+++ Given data
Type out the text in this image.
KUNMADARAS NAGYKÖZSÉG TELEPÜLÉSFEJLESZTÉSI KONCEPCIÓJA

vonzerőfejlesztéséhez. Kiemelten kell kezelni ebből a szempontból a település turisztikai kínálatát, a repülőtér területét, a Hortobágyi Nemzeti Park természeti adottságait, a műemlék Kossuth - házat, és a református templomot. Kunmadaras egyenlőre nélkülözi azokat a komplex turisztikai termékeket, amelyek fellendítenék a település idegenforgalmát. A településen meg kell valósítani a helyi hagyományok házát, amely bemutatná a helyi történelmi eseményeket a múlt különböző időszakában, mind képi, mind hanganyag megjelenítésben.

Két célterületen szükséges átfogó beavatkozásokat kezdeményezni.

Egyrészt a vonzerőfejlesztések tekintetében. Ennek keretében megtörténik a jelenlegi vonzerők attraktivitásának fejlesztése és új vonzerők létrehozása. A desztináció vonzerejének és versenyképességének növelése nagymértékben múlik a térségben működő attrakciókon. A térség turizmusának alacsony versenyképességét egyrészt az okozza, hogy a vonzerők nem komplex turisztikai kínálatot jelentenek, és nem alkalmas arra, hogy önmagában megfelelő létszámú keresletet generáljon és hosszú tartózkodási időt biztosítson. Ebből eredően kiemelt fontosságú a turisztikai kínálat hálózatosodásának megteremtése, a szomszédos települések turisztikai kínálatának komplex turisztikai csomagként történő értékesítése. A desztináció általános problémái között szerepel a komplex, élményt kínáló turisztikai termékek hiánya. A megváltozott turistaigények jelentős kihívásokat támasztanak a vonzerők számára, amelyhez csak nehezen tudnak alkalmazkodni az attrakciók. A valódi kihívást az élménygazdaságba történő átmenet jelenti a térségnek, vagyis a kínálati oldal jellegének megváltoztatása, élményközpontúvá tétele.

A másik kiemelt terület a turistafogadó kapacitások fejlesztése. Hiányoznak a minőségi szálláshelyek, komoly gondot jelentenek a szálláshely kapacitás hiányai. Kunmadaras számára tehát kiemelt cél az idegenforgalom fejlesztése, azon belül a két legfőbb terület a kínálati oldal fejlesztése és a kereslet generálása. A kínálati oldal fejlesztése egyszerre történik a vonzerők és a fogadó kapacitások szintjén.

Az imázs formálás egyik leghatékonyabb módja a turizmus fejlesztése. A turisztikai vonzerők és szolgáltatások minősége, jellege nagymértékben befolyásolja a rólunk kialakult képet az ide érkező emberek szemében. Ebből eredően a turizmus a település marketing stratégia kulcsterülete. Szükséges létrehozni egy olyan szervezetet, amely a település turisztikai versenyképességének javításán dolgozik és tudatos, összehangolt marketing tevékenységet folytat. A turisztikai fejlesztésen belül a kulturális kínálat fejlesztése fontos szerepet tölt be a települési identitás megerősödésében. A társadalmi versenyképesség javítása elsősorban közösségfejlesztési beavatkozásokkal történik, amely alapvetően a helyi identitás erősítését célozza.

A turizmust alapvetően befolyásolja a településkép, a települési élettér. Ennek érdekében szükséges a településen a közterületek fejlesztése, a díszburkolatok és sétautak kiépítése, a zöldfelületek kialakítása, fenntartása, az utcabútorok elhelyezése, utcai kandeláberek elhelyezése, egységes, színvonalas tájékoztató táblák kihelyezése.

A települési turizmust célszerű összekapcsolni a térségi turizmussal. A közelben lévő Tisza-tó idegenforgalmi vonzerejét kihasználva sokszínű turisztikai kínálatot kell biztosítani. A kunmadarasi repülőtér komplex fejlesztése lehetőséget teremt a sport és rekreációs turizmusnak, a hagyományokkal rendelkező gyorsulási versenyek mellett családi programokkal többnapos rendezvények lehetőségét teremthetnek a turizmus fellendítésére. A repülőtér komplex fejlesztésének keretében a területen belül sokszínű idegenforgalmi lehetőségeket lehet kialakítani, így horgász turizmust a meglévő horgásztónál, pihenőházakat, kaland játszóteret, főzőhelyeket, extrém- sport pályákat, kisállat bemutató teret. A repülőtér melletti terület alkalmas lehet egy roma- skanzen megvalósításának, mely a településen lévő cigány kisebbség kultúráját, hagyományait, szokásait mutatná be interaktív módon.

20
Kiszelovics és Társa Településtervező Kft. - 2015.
++++++
**Task description**
Repeat each record in full; every line must match exactly.

**Response**
Type out the text in this image.
KUNMADARAS NAGYKÖZSÉG TELEPÜLÉSFEJLESZTÉSI KONCEPCIÓJA

vonzerőfejlesztéséhez. Kiemelten kell kezelni ebből a szempontból a település turisztikai kínálatát, a repülőtér területét, a Hortobágyi Nemzeti Park természeti adottságait, a műemlék Kossuth - házat, és a református templomot. Kunmadaras egyenlőre nélkülözi azokat a komplex turisztikai termékeket, amelyek fellendítenék a település idegenforgalmát. A településen meg kell valósítani a helyi hagyományok házát, amely bemutatná a helyi történelmi eseményeket a múlt különböző időszakában, mind képi, mind hanganyag megjelenítésben.

Két célterületen szükséges átfogó beavatkozásokat kezdeményezni.

Egyrészt a vonzerőfejlesztések tekintetében. Ennek keretében megtörténik a jelenlegi vonzerők attraktivitásának fejlesztése és új vonzerők létrehozása. A desztináció vonzerejének és versenyképességének növelése nagymértékben múlik a térségben működő attrakciókon. A térség turizmusának alacsony versenyképességét egyrészt az okozza, hogy a vonzerők nem komplex turisztikai kínálatot jelentenek, és nem alkalmas arra, hogy önmagában megfelelő létszámú keresletet generáljon és hosszú tartózkodási időt biztosítson. Ebből eredően kiemelt fontosságú a turisztikai kínálat hálózatosodásának megteremtése, a szomszédos települések turisztikai kínálatának komplex turisztikai csomagként történő értékesítése. A desztináció általános problémái között szerepel a komplex, élményt kínáló turisztikai termékek hiánya. A megváltozott turistaigények jelentős kihívásokat támasztanak a vonzerők számára, amelyhez csak nehezen tudnak alkalmazkodni az attrakciók. A valódi kihívást az élménygazdaságba történő átmenet jelenti a térségnek, vagyis a kínálati oldal jellegének megváltoztatása, élményközpontúvá tétele.

A másik kiemelt terület a turistafogadó kapacitások fejlesztése. Hiányoznak a minőségi szálláshelyek, komoly gondot jelentenek a szálláshely kapacitás hiányai. Kunmadaras számára tehát kiemelt cél az idegenforgalom fejlesztése, azon belül a két legfőbb terület a kínálati oldal fejlesztése és a kereslet generálása. A kínálati oldal fejlesztése egyszerre történik a vonzerők és a fogadó kapacitások szintjén.

Az imázs formálás egyik leghatékonyabb módja a turizmus fejlesztése. A turisztikai vonzerők és szolgáltatások minősége, jellege nagymértékben befolyásolja a rólunk kialakult képet az ide érkező emberek szemében. Ebből eredően a turizmus a település marketing stratégia kulcsterülete. Szükséges létrehozni egy olyan szervezetet, amely a település turisztikai versenyképességének javításán dolgozik és tudatos, összehangolt marketing tevékenységet folytat. A turisztikai fejlesztésen belül a kulturális kínálat fejlesztése fontos szerepet tölt be a települési identitás megerősödésében. A társadalmi versenyképesség javítása elsősorban közösségfejlesztési beavatkozásokkal történik, amely alapvetően a helyi identitás erősítését célozza.

A turizmust alapvetően befolyásolja a településkép, a települési élettér. Ennek érdekében szükséges a településen a közterületek fejlesztése, a díszburkolatok és sétautak kiépítése, a zöldfelületek kialakítása, fenntartása, az utcabútorok elhelyezése, utcai kandeláberek elhelyezése, egységes, színvonalas tájékoztató táblák kihelyezése.

A települési turizmust célszerű összekapcsolni a térségi turizmussal. A közelben lévő Tisza-tó idegenforgalmi vonzerejét kihasználva sokszínű turisztikai kínálatot kell biztosítani. A kunmadarasi repülőtér komplex fejlesztése lehetőséget teremt a sport és rekreációs turizmusnak, a hagyományokkal rendelkező gyorsulási versenyek mellett családi programokkal többnapos rendezvények lehetőségét teremthetnek a turizmus fellendítésére. A repülőtér komplex fejlesztésének keretében a területen belül sokszínű idegenforgalmi lehetőségeket lehet kialakítani, így horgász turizmust a meglévő horgásztónál, pihenőházakat, kaland játszóteret, főzőhelyeket, extrém- sport pályákat, kisállat bemutató teret. A repülőtér melletti terület alkalmas lehet egy roma- skanzen megvalósításának, mely a településen lévő cigány kisebbség kultúráját, hagyományait, szokásait mutatná be interaktív módon.

20
Kiszelovics és Társa Településtervező Kft. - 2015.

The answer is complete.